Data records

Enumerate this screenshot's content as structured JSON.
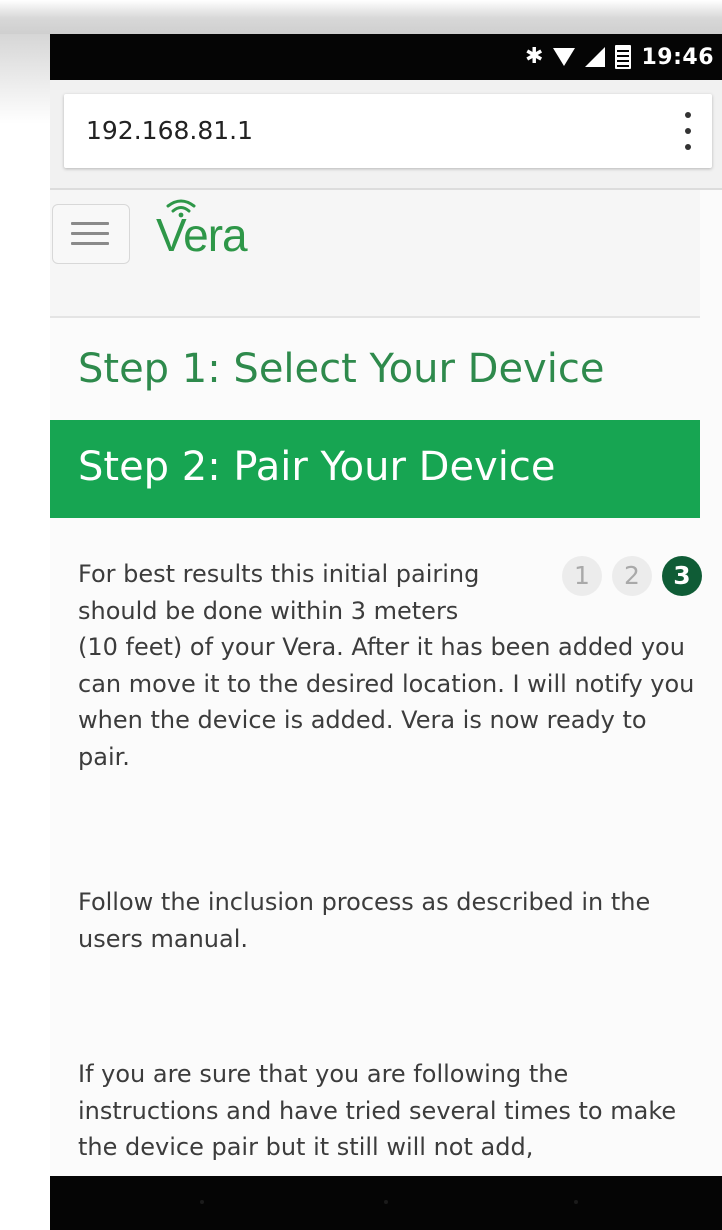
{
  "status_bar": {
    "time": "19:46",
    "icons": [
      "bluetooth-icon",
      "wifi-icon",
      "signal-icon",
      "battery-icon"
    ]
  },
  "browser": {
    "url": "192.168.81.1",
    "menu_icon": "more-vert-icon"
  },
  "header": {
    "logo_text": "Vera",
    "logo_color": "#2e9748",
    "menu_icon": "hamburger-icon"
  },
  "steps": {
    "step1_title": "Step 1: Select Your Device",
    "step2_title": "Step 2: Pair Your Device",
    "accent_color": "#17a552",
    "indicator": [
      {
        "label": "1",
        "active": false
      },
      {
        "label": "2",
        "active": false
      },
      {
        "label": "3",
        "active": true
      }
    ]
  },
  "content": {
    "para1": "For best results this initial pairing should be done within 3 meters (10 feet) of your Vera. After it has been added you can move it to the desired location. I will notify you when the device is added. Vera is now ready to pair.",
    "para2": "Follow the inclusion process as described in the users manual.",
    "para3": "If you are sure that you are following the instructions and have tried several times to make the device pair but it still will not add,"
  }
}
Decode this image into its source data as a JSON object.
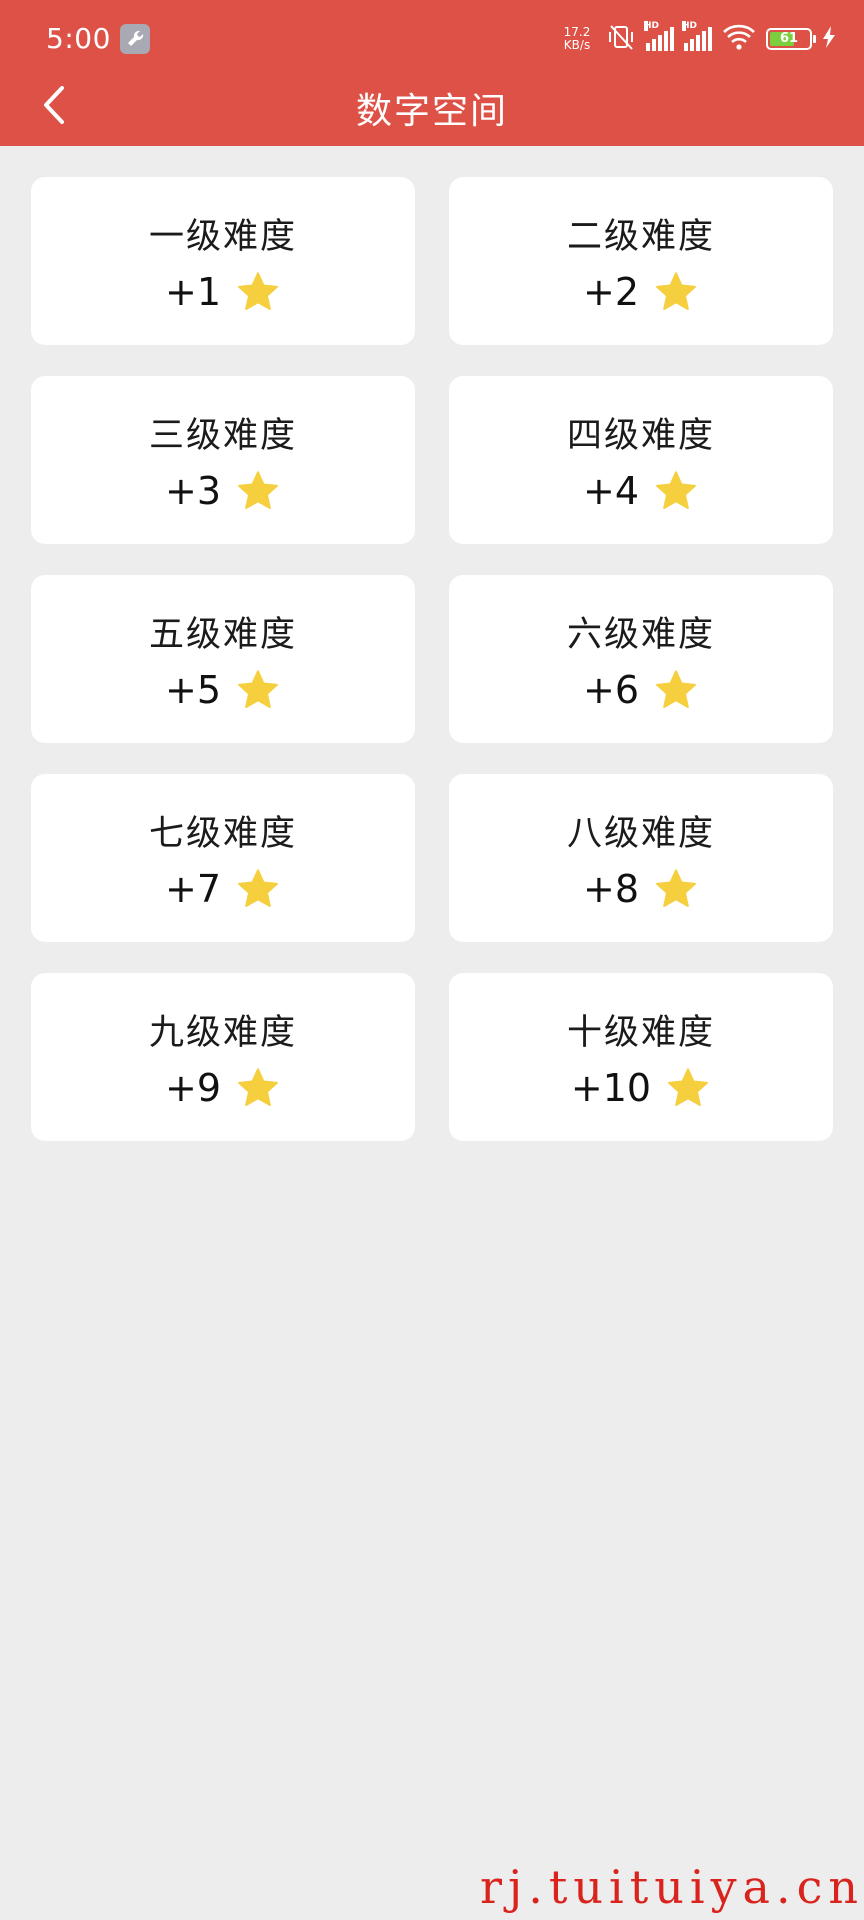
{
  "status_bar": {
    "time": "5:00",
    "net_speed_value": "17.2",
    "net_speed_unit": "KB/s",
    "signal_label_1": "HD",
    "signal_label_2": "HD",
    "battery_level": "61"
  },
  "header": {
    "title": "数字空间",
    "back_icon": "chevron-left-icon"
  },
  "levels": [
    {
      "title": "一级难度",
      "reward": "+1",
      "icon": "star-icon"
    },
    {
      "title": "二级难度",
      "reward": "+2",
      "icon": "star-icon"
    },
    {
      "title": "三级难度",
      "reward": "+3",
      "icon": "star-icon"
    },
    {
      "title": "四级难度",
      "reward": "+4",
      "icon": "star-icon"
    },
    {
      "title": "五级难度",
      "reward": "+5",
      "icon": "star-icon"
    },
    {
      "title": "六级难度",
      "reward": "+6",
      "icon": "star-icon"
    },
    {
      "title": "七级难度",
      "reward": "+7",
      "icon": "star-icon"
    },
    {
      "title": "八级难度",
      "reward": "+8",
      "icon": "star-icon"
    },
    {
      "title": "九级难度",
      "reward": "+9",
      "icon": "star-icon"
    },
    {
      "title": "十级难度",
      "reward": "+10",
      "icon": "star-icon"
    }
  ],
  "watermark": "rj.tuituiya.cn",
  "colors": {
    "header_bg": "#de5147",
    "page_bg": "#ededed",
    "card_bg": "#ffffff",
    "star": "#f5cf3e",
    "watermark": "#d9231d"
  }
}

---

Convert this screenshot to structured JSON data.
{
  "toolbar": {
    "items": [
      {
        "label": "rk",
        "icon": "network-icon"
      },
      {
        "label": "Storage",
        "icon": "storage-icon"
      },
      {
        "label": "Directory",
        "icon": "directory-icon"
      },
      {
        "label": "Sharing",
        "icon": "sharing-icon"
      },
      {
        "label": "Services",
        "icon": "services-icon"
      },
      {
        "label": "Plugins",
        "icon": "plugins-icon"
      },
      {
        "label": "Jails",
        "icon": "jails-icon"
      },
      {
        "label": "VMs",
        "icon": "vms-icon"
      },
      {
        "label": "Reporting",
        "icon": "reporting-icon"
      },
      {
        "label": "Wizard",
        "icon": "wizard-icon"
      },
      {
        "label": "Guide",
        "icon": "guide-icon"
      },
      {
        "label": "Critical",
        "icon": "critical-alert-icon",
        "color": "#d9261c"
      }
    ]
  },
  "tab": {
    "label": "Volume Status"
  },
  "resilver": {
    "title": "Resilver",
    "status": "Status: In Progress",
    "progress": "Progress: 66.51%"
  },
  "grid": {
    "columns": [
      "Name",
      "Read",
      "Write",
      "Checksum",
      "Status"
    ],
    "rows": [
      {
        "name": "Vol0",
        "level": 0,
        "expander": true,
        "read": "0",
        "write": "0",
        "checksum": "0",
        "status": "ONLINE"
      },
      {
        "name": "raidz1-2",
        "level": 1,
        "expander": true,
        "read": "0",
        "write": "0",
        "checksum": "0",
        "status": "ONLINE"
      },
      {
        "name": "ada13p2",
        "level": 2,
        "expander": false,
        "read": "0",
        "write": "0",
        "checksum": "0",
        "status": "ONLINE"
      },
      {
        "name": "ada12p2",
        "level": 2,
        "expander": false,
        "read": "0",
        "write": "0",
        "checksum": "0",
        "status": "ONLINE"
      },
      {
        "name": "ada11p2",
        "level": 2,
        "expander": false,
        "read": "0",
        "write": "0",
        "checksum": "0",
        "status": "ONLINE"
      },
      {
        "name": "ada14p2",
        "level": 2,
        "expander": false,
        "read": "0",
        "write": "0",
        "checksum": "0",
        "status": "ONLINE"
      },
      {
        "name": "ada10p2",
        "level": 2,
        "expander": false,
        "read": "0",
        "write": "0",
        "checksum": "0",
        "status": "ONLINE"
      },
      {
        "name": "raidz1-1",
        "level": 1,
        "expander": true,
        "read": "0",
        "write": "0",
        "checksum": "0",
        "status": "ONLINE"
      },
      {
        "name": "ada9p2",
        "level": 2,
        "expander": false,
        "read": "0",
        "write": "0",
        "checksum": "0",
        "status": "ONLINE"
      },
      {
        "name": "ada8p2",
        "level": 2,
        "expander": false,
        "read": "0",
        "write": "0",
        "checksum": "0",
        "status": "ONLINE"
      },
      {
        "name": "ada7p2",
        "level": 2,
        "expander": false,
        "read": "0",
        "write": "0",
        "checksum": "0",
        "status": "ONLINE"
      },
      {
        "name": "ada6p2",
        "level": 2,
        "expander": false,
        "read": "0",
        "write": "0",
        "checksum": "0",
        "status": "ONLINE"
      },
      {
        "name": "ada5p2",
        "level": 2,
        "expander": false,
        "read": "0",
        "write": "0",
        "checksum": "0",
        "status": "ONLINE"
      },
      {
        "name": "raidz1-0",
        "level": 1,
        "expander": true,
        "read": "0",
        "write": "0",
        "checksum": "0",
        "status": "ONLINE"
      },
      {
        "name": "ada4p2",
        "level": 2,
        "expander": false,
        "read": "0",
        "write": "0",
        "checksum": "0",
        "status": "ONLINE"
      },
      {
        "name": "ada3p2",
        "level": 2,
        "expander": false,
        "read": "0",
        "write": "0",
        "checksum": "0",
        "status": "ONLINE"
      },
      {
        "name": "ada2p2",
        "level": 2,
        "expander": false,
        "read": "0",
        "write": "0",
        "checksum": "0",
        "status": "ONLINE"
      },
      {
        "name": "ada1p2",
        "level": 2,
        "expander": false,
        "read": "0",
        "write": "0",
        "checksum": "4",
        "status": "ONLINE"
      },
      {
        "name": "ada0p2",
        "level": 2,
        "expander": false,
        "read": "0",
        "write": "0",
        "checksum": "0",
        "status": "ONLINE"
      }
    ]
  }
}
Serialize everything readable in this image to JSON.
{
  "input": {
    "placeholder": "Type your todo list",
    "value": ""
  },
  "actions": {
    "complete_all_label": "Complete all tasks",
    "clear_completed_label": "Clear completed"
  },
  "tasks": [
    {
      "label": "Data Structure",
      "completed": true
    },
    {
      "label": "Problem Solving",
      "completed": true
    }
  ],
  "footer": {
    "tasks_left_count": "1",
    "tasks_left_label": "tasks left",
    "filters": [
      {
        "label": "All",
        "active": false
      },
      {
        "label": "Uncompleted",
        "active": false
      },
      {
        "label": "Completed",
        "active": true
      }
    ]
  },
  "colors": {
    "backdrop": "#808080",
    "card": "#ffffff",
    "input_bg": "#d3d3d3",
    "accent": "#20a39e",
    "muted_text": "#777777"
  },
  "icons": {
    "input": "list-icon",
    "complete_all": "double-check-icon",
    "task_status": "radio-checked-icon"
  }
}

◆ INSTRUCTION
Select every line of the records holding the string "image".

◆ RESPONSE TO THIS EXERCISE
Decode this image into its source data as a JSON object.
Serialize everything readable in this image to JSON.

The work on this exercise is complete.